Problem
Work through the data line by line, gathering every line that has the word "espresso".

The input
** Start **

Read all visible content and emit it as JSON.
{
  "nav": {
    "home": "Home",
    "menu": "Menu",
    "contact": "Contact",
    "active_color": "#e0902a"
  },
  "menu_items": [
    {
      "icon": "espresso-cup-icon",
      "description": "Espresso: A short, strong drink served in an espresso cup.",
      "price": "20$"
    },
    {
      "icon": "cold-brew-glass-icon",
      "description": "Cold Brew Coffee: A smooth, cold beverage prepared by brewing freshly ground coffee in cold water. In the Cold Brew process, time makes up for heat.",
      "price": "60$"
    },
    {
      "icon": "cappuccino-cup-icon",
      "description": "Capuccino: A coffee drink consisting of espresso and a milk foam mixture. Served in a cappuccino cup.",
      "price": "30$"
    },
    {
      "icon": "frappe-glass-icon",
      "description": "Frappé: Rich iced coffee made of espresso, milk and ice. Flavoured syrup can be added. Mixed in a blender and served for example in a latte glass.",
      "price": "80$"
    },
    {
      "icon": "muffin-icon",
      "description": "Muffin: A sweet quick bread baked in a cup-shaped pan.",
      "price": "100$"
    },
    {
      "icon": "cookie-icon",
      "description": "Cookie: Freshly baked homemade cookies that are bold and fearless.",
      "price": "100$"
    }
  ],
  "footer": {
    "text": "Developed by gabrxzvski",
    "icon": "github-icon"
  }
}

** End **

Result of the exercise
      "icon": "espresso-cup-icon",
      "description": "Espresso: A short, strong drink served in an espresso cup.",
      "description": "Capuccino: A coffee drink consisting of espresso and a milk foam mixture. Served in a cappuccino cup.",
      "description": "Frappé: Rich iced coffee made of espresso, milk and ice. Flavoured syrup can be added. Mixed in a blender and served for example in a latte glass.",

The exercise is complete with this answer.